-- Set problem --
Find every line in the records below that contains the word "title", and copy each such line.

***

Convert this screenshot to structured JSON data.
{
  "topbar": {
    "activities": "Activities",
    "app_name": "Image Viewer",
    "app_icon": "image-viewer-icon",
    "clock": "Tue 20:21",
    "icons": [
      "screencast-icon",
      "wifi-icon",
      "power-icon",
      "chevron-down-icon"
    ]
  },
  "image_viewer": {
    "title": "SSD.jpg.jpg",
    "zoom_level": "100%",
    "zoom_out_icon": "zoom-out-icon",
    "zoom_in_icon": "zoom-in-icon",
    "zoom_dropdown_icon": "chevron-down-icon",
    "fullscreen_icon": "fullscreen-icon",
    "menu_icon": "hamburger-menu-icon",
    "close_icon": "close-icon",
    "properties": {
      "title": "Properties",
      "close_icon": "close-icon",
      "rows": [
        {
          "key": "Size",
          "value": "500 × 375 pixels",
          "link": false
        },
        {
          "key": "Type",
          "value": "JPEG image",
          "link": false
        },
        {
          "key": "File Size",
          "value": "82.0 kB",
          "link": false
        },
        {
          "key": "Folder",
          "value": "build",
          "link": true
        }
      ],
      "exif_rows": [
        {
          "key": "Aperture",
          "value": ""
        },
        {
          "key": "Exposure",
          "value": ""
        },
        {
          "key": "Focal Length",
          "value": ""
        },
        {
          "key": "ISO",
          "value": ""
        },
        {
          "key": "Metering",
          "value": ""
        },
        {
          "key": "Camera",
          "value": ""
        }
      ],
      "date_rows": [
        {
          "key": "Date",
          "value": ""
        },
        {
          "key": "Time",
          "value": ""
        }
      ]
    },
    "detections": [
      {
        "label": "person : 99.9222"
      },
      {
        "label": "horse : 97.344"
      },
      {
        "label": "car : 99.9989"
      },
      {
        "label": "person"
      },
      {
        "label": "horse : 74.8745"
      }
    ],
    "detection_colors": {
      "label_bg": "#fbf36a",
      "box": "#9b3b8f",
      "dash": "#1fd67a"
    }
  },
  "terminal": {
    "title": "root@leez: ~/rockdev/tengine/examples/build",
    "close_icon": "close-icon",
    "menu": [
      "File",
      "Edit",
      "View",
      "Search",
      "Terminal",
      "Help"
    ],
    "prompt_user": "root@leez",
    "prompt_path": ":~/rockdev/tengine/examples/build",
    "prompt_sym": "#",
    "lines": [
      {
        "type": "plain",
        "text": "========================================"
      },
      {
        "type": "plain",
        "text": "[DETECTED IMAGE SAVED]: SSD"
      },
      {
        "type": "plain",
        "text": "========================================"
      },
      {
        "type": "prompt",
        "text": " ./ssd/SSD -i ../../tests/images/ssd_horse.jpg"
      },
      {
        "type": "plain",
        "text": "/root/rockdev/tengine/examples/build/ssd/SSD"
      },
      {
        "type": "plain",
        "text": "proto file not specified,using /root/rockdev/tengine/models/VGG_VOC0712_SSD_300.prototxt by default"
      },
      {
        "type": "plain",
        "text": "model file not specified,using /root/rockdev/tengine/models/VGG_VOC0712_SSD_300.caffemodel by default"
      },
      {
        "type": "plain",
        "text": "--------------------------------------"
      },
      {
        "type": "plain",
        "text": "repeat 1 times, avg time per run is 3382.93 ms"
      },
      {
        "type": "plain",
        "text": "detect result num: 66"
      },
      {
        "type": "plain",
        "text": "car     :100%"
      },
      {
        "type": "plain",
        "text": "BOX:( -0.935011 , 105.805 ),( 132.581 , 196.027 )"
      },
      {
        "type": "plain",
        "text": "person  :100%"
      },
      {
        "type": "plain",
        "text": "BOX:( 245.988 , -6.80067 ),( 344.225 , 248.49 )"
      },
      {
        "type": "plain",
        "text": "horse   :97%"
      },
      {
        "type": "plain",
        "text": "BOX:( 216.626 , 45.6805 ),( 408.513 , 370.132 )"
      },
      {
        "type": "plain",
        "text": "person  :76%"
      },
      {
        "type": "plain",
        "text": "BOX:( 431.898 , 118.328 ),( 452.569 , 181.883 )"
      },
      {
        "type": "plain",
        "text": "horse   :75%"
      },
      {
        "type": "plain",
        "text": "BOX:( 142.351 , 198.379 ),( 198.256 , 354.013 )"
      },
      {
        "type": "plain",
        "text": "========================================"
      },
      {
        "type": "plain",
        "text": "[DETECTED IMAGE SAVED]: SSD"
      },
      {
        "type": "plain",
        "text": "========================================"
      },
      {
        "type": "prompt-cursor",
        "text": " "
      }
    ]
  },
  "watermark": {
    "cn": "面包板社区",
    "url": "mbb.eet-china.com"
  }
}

***

-- Result of this task --
    "title": "SSD.jpg.jpg",
      "title": "Properties",
    "title": "root@leez: ~/rockdev/tengine/examples/build",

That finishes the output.